# [Written task]
All of the records below must be output exactly, with no pictures carried over.

# [Rows]
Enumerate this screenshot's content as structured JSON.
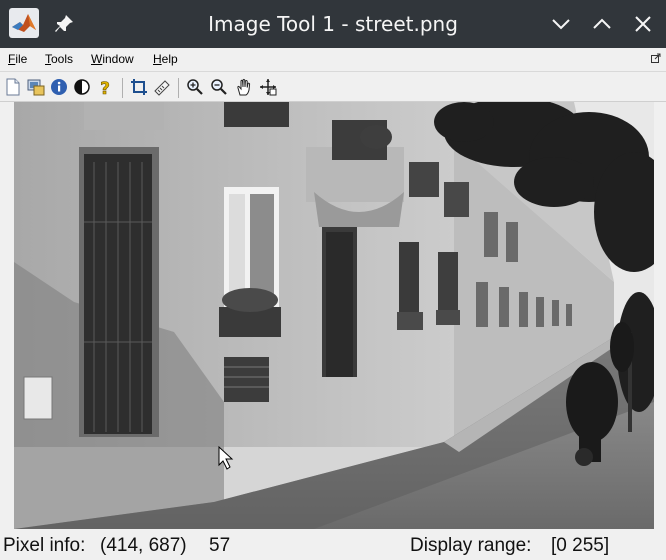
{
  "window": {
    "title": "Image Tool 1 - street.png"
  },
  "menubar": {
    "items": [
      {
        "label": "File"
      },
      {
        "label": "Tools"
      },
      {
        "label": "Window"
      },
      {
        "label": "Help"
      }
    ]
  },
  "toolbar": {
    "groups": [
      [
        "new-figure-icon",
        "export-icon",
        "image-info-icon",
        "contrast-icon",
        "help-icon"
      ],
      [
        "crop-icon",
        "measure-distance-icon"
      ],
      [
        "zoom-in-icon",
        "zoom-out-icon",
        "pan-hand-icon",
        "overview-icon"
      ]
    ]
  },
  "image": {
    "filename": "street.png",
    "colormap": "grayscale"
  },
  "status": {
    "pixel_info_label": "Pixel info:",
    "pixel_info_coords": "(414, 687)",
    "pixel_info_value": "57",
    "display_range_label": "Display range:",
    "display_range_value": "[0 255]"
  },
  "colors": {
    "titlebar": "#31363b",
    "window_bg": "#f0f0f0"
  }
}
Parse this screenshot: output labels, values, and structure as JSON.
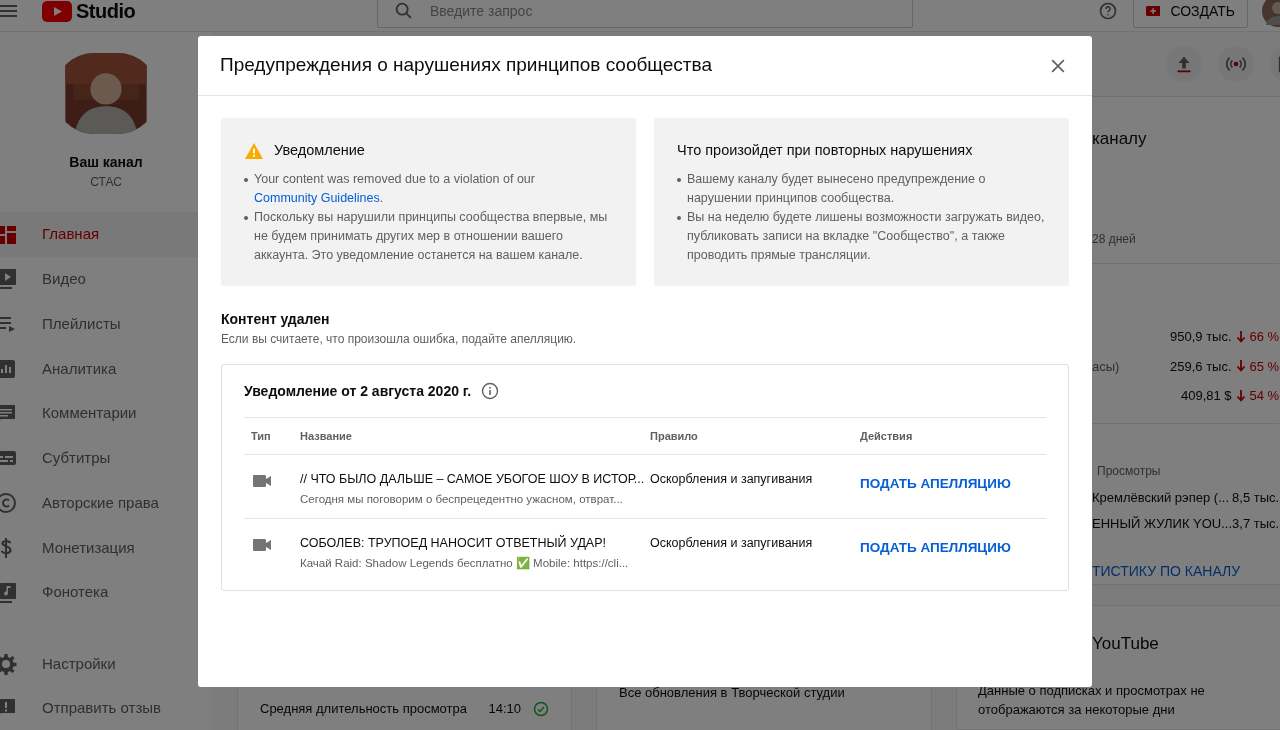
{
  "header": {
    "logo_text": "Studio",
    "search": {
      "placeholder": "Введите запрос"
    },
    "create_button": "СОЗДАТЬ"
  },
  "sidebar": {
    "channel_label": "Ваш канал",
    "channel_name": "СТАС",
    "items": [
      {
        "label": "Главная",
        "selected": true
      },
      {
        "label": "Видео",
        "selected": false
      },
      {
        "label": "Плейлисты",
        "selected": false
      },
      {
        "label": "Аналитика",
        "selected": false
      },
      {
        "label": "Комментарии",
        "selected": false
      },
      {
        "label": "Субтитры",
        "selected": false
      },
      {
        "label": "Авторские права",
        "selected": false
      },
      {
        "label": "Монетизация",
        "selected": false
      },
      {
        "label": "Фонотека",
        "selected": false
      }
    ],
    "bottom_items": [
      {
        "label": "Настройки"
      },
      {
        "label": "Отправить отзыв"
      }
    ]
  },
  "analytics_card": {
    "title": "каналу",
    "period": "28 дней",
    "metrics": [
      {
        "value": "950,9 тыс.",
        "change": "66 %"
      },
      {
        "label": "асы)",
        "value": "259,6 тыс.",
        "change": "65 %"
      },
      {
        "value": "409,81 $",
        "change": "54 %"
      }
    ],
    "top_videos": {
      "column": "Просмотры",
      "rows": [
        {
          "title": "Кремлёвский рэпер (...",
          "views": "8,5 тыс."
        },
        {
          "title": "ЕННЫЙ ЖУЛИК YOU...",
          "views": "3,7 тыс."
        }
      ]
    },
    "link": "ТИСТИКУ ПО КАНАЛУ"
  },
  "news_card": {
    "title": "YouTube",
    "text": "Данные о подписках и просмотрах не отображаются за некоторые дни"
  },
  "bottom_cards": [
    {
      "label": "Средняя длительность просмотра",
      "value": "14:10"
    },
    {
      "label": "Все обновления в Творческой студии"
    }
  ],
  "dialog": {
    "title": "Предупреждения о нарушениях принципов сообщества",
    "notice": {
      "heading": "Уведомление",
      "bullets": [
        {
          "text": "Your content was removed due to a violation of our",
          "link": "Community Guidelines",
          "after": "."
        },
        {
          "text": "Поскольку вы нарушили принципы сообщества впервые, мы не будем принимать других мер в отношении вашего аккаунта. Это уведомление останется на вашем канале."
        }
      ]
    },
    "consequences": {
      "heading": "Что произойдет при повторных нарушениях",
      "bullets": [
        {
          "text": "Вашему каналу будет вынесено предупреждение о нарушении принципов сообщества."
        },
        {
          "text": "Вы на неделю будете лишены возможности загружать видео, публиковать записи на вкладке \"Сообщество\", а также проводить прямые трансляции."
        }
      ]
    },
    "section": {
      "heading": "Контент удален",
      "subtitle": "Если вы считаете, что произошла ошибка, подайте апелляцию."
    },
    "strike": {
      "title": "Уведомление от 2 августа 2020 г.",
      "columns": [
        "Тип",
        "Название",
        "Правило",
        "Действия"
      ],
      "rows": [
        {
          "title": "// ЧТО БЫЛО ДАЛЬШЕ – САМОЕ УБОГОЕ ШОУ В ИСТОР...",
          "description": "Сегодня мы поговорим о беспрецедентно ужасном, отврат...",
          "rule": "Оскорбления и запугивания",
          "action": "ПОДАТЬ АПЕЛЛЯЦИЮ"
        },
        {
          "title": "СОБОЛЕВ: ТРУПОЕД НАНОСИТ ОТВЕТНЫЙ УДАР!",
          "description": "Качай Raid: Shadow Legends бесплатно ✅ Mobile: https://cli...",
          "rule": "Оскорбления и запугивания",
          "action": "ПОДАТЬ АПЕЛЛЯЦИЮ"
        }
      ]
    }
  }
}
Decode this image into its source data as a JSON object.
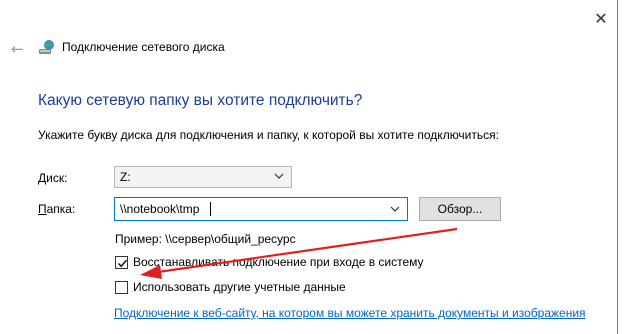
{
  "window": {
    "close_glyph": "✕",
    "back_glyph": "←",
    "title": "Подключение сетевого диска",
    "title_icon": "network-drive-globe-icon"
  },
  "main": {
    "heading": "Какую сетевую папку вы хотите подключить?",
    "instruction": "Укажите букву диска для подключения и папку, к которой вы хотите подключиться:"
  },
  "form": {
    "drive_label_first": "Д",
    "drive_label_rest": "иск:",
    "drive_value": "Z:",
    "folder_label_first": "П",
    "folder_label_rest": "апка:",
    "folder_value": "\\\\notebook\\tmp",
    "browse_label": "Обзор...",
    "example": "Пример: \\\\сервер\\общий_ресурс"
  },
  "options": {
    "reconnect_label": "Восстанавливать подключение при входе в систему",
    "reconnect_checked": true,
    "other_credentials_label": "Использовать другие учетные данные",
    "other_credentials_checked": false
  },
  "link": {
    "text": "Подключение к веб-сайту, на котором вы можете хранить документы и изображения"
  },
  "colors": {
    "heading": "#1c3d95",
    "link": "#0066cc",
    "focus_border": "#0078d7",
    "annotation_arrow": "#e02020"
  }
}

# [Exercise result]
Enumerate this screenshot's content as structured JSON.
{
  "window": {
    "title": "Image Tool 1 - street.png"
  },
  "menubar": {
    "items": [
      {
        "label": "File"
      },
      {
        "label": "Tools"
      },
      {
        "label": "Window"
      },
      {
        "label": "Help"
      }
    ]
  },
  "toolbar": {
    "groups": [
      [
        "new-figure-icon",
        "export-icon",
        "image-info-icon",
        "contrast-icon",
        "help-icon"
      ],
      [
        "crop-icon",
        "measure-distance-icon"
      ],
      [
        "zoom-in-icon",
        "zoom-out-icon",
        "pan-hand-icon",
        "overview-icon"
      ]
    ]
  },
  "image": {
    "filename": "street.png",
    "colormap": "grayscale"
  },
  "status": {
    "pixel_info_label": "Pixel info:",
    "pixel_info_coords": "(414, 687)",
    "pixel_info_value": "57",
    "display_range_label": "Display range:",
    "display_range_value": "[0 255]"
  },
  "colors": {
    "titlebar": "#31363b",
    "window_bg": "#f0f0f0"
  }
}
Parse this screenshot: output labels, values, and structure as JSON.
{
  "header": {
    "logo_text": "Studio",
    "search": {
      "placeholder": "Введите запрос"
    },
    "create_button": "СОЗДАТЬ"
  },
  "sidebar": {
    "channel_label": "Ваш канал",
    "channel_name": "СТАС",
    "items": [
      {
        "label": "Главная",
        "selected": true
      },
      {
        "label": "Видео",
        "selected": false
      },
      {
        "label": "Плейлисты",
        "selected": false
      },
      {
        "label": "Аналитика",
        "selected": false
      },
      {
        "label": "Комментарии",
        "selected": false
      },
      {
        "label": "Субтитры",
        "selected": false
      },
      {
        "label": "Авторские права",
        "selected": false
      },
      {
        "label": "Монетизация",
        "selected": false
      },
      {
        "label": "Фонотека",
        "selected": false
      }
    ],
    "bottom_items": [
      {
        "label": "Настройки"
      },
      {
        "label": "Отправить отзыв"
      }
    ]
  },
  "analytics_card": {
    "title": "каналу",
    "period": "28 дней",
    "metrics": [
      {
        "value": "950,9 тыс.",
        "change": "66 %"
      },
      {
        "label": "асы)",
        "value": "259,6 тыс.",
        "change": "65 %"
      },
      {
        "value": "409,81 $",
        "change": "54 %"
      }
    ],
    "top_videos": {
      "column": "Просмотры",
      "rows": [
        {
          "title": "Кремлёвский рэпер (...",
          "views": "8,5 тыс."
        },
        {
          "title": "ЕННЫЙ ЖУЛИК YOU...",
          "views": "3,7 тыс."
        }
      ]
    },
    "link": "ТИСТИКУ ПО КАНАЛУ"
  },
  "news_card": {
    "title": "YouTube",
    "text": "Данные о подписках и просмотрах не отображаются за некоторые дни"
  },
  "bottom_cards": [
    {
      "label": "Средняя длительность просмотра",
      "value": "14:10"
    },
    {
      "label": "Все обновления в Творческой студии"
    }
  ],
  "dialog": {
    "title": "Предупреждения о нарушениях принципов сообщества",
    "notice": {
      "heading": "Уведомление",
      "bullets": [
        {
          "text": "Your content was removed due to a violation of our",
          "link": "Community Guidelines",
          "after": "."
        },
        {
          "text": "Поскольку вы нарушили принципы сообщества впервые, мы не будем принимать других мер в отношении вашего аккаунта. Это уведомление останется на вашем канале."
        }
      ]
    },
    "consequences": {
      "heading": "Что произойдет при повторных нарушениях",
      "bullets": [
        {
          "text": "Вашему каналу будет вынесено предупреждение о нарушении принципов сообщества."
        },
        {
          "text": "Вы на неделю будете лишены возможности загружать видео, публиковать записи на вкладке \"Сообщество\", а также проводить прямые трансляции."
        }
      ]
    },
    "section": {
      "heading": "Контент удален",
      "subtitle": "Если вы считаете, что произошла ошибка, подайте апелляцию."
    },
    "strike": {
      "title": "Уведомление от 2 августа 2020 г.",
      "columns": [
        "Тип",
        "Название",
        "Правило",
        "Действия"
      ],
      "rows": [
        {
          "title": "// ЧТО БЫЛО ДАЛЬШЕ – САМОЕ УБОГОЕ ШОУ В ИСТОР...",
          "description": "Сегодня мы поговорим о беспрецедентно ужасном, отврат...",
          "rule": "Оскорбления и запугивания",
          "action": "ПОДАТЬ АПЕЛЛЯЦИЮ"
        },
        {
          "title": "СОБОЛЕВ: ТРУПОЕД НАНОСИТ ОТВЕТНЫЙ УДАР!",
          "description": "Качай Raid: Shadow Legends бесплатно ✅ Mobile: https://cli...",
          "rule": "Оскорбления и запугивания",
          "action": "ПОДАТЬ АПЕЛЛЯЦИЮ"
        }
      ]
    }
  }
}
Decode this image into its source data as a JSON object.
{
  "window": {
    "close_glyph": "✕",
    "back_glyph": "←",
    "title": "Подключение сетевого диска",
    "title_icon": "network-drive-globe-icon"
  },
  "main": {
    "heading": "Какую сетевую папку вы хотите подключить?",
    "instruction": "Укажите букву диска для подключения и папку, к которой вы хотите подключиться:"
  },
  "form": {
    "drive_label_first": "Д",
    "drive_label_rest": "иск:",
    "drive_value": "Z:",
    "folder_label_first": "П",
    "folder_label_rest": "апка:",
    "folder_value": "\\\\notebook\\tmp",
    "browse_label": "Обзор...",
    "example": "Пример: \\\\сервер\\общий_ресурс"
  },
  "options": {
    "reconnect_label": "Восстанавливать подключение при входе в систему",
    "reconnect_checked": true,
    "other_credentials_label": "Использовать другие учетные данные",
    "other_credentials_checked": false
  },
  "link": {
    "text": "Подключение к веб-сайту, на котором вы можете хранить документы и изображения"
  },
  "colors": {
    "heading": "#1c3d95",
    "link": "#0066cc",
    "focus_border": "#0078d7",
    "annotation_arrow": "#e02020"
  }
}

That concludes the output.